**Prompt**
Copy all the entries word for word, but omit the pictures.

####

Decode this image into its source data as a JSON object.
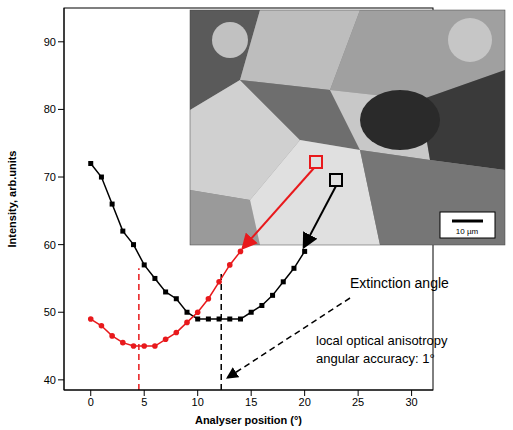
{
  "chart_data": {
    "type": "line",
    "x_label": "Analyser position (°)",
    "y_label": "Intensity, arb.units",
    "xlim": [
      -2.5,
      32
    ],
    "xticks": [
      0,
      5,
      10,
      15,
      20,
      25,
      30
    ],
    "ylim": [
      38.5,
      95
    ],
    "yticks": [
      40,
      50,
      60,
      70,
      80,
      90
    ],
    "series": [
      {
        "color": "#000000",
        "marker": "square",
        "line_style": "solid",
        "x": [
          0,
          1,
          2,
          3,
          4,
          5,
          6,
          7,
          8,
          9,
          10,
          11,
          12,
          13,
          14,
          15,
          16,
          17,
          18,
          19,
          20
        ],
        "values": [
          72,
          70,
          66,
          62,
          60,
          57,
          55,
          53,
          52,
          50,
          49,
          49,
          49,
          49,
          49,
          50,
          51,
          52.5,
          54.5,
          56.5,
          59
        ]
      },
      {
        "color": "#e8191c",
        "marker": "circle",
        "line_style": "solid",
        "x": [
          0,
          1,
          2,
          3,
          4,
          5,
          6,
          7,
          8,
          9,
          10,
          11,
          12,
          13,
          14
        ],
        "values": [
          49,
          48,
          46.5,
          45.5,
          45,
          45,
          45,
          46,
          47,
          48.5,
          50,
          52,
          54.5,
          57,
          59
        ]
      }
    ],
    "reference_lines": [
      {
        "x": 4.5,
        "y_top": 56.5,
        "color": "#e8191c",
        "line_style": "dashed"
      },
      {
        "x": 12.2,
        "y_top": 56,
        "color": "#000000",
        "line_style": "dashed"
      }
    ],
    "annotations": [
      "Extinction angle",
      "local optical anisotropy",
      "angular accuracy: 1°"
    ],
    "inset": {
      "scale_bar": "10 µm"
    }
  }
}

####

**Solved exercise**
Decode this image into its source data as a JSON object.
{
  "chart_data": {
    "type": "line",
    "x_label": "Analyser position (°)",
    "y_label": "Intensity, arb.units",
    "xlim": [
      -2.5,
      32
    ],
    "xticks": [
      0,
      5,
      10,
      15,
      20,
      25,
      30
    ],
    "ylim": [
      38.5,
      95
    ],
    "yticks": [
      40,
      50,
      60,
      70,
      80,
      90
    ],
    "series": [
      {
        "color": "#000000",
        "marker": "square",
        "line_style": "solid",
        "x": [
          0,
          1,
          2,
          3,
          4,
          5,
          6,
          7,
          8,
          9,
          10,
          11,
          12,
          13,
          14,
          15,
          16,
          17,
          18,
          19,
          20
        ],
        "values": [
          72,
          70,
          66,
          62,
          60,
          57,
          55,
          53,
          52,
          50,
          49,
          49,
          49,
          49,
          49,
          50,
          51,
          52.5,
          54.5,
          56.5,
          59
        ]
      },
      {
        "color": "#e8191c",
        "marker": "circle",
        "line_style": "solid",
        "x": [
          0,
          1,
          2,
          3,
          4,
          5,
          6,
          7,
          8,
          9,
          10,
          11,
          12,
          13,
          14
        ],
        "values": [
          49,
          48,
          46.5,
          45.5,
          45,
          45,
          45,
          46,
          47,
          48.5,
          50,
          52,
          54.5,
          57,
          59
        ]
      }
    ],
    "reference_lines": [
      {
        "x": 4.5,
        "y_top": 56.5,
        "color": "#e8191c",
        "line_style": "dashed"
      },
      {
        "x": 12.2,
        "y_top": 56,
        "color": "#000000",
        "line_style": "dashed"
      }
    ],
    "annotations": [
      "Extinction angle",
      "local optical anisotropy",
      "angular accuracy: 1°"
    ],
    "inset": {
      "scale_bar": "10 µm"
    }
  }
}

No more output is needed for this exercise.